Requirements:
Extract the lines that carry the string "acid" from the listing.

━━━━━ The input ━━━━━

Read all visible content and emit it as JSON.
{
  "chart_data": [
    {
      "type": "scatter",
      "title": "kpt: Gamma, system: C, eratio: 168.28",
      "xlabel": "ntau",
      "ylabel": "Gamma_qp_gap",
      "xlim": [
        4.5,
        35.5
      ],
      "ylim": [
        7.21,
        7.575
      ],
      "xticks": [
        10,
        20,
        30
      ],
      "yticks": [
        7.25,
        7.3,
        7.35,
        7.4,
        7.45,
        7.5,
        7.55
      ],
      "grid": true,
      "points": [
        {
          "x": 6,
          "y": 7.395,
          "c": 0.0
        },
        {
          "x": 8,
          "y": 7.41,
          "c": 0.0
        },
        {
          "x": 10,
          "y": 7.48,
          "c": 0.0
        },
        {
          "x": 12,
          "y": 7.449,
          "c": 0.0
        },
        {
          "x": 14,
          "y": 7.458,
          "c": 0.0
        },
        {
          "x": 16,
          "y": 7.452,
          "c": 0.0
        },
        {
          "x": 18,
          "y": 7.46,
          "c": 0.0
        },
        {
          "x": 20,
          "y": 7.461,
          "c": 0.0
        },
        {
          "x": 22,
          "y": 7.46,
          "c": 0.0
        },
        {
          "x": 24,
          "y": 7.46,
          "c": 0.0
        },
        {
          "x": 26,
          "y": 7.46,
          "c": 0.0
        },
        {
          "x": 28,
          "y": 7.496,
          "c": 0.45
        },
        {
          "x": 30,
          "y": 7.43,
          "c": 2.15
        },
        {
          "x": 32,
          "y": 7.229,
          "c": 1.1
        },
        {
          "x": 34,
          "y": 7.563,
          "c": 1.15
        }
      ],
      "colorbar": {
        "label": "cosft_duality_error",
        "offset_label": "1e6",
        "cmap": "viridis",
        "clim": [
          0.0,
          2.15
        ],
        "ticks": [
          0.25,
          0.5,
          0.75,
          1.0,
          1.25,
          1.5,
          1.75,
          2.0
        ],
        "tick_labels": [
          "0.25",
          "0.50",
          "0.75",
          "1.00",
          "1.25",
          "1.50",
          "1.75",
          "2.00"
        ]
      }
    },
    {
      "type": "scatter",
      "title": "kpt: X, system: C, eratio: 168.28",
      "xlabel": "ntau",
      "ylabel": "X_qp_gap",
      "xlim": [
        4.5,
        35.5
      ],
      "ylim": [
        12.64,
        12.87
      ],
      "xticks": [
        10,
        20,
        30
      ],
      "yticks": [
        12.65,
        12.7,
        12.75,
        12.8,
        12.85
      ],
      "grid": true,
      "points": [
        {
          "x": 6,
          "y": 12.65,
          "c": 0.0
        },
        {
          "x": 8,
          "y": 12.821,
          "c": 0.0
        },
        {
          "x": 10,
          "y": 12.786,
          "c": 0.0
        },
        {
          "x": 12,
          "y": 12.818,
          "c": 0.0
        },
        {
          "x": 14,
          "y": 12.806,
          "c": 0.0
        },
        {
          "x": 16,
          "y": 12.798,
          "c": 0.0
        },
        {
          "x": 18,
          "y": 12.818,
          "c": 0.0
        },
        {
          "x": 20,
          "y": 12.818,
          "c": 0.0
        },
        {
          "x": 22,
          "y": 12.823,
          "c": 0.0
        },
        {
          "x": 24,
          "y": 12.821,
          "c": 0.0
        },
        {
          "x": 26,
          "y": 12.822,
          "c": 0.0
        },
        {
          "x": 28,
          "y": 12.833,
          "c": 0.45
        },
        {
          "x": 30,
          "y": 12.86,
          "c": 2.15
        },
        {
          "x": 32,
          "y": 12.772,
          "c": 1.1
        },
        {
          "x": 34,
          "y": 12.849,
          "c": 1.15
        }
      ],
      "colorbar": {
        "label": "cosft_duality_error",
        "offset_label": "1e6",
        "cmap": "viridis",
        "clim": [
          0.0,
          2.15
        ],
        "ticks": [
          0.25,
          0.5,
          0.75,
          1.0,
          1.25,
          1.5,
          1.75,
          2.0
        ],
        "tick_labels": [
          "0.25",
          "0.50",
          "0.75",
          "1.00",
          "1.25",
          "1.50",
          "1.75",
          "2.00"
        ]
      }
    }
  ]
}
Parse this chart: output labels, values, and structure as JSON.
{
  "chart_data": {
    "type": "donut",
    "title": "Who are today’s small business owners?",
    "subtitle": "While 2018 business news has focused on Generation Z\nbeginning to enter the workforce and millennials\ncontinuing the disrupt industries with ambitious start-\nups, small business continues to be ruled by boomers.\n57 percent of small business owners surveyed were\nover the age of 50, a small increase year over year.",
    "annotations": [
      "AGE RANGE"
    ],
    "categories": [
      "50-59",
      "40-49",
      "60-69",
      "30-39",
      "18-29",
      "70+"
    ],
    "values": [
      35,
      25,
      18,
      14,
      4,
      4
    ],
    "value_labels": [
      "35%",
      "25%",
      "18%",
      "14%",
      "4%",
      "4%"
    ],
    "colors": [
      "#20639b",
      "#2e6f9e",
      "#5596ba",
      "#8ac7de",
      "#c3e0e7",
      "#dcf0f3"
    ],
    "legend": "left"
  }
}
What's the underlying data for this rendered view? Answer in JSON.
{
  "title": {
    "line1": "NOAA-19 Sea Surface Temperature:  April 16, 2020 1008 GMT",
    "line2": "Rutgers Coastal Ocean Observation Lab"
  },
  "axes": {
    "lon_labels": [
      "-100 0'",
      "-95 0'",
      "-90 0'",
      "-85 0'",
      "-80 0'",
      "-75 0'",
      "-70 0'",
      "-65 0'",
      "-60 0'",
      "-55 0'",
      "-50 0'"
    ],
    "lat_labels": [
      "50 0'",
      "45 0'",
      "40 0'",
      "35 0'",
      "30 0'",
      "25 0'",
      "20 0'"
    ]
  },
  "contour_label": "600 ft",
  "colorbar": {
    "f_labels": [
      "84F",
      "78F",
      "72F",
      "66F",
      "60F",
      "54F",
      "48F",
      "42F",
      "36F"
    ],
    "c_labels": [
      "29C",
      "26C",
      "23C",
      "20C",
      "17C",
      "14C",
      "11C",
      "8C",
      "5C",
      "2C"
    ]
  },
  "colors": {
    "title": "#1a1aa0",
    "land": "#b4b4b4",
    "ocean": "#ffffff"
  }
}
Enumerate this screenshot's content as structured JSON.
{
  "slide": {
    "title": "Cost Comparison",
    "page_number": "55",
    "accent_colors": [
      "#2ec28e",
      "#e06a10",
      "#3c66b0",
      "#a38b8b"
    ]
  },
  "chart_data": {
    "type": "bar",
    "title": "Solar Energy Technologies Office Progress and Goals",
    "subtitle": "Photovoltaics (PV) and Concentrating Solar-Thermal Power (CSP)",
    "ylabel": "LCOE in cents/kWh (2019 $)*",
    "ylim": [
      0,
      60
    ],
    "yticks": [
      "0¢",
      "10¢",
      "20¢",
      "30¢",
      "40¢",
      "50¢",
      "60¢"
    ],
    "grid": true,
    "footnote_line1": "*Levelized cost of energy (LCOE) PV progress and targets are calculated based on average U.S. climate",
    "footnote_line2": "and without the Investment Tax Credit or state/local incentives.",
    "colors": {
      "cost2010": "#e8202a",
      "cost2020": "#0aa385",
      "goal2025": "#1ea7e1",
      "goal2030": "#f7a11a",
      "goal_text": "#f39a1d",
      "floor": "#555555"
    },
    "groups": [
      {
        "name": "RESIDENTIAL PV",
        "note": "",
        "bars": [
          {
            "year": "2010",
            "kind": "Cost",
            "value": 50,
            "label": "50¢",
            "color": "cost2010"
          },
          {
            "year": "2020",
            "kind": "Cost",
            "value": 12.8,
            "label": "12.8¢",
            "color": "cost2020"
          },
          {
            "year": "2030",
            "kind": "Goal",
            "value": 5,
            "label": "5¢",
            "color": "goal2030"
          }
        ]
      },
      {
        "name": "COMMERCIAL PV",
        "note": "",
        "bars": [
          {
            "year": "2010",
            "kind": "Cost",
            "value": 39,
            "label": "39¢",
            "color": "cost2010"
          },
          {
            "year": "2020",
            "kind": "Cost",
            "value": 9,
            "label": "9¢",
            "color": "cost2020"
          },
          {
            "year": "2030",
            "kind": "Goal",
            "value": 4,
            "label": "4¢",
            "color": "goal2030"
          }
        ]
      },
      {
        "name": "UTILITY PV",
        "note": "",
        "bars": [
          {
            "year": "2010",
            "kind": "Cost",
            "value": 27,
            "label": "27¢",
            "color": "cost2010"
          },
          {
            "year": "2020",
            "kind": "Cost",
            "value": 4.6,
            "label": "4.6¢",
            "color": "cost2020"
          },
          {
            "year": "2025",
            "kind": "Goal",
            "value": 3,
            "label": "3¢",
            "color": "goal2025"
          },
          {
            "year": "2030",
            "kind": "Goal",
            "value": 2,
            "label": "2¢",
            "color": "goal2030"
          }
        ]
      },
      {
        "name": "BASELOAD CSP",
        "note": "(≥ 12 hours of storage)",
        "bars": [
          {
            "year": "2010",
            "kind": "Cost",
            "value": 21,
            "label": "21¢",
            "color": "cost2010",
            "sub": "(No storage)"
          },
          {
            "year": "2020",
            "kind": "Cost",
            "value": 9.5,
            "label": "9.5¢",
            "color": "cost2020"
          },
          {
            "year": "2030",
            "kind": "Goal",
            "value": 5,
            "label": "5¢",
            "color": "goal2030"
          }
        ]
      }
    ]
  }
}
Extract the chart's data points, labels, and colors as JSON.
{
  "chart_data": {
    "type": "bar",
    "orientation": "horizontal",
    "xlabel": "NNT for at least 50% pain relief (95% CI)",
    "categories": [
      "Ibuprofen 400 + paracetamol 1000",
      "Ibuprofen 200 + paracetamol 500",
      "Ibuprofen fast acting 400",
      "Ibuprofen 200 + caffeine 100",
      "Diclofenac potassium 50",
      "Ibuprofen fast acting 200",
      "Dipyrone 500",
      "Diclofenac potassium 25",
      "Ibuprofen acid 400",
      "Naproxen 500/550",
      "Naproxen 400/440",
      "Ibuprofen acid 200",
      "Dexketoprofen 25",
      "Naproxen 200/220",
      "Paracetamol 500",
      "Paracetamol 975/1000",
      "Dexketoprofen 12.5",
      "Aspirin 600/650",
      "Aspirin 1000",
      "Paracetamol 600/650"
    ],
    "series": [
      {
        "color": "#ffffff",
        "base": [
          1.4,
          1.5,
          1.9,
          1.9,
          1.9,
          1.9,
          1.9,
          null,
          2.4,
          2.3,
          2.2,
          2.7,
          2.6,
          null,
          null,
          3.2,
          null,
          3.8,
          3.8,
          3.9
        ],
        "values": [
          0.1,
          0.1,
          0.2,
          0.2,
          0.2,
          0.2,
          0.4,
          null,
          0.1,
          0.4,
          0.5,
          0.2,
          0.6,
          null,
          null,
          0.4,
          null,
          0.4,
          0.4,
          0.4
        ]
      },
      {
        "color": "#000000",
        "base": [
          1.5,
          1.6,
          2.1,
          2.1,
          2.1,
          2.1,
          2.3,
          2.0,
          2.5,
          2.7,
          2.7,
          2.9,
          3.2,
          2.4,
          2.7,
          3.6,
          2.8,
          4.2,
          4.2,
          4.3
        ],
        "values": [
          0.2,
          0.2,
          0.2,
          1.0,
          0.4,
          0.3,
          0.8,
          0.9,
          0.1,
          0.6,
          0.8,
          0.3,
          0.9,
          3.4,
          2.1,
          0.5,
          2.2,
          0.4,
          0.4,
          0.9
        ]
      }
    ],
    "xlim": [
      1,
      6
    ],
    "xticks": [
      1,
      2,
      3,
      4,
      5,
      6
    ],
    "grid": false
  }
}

━━━━━

Response:
      "Ibuprofen acid 400",
      "Ibuprofen acid 200",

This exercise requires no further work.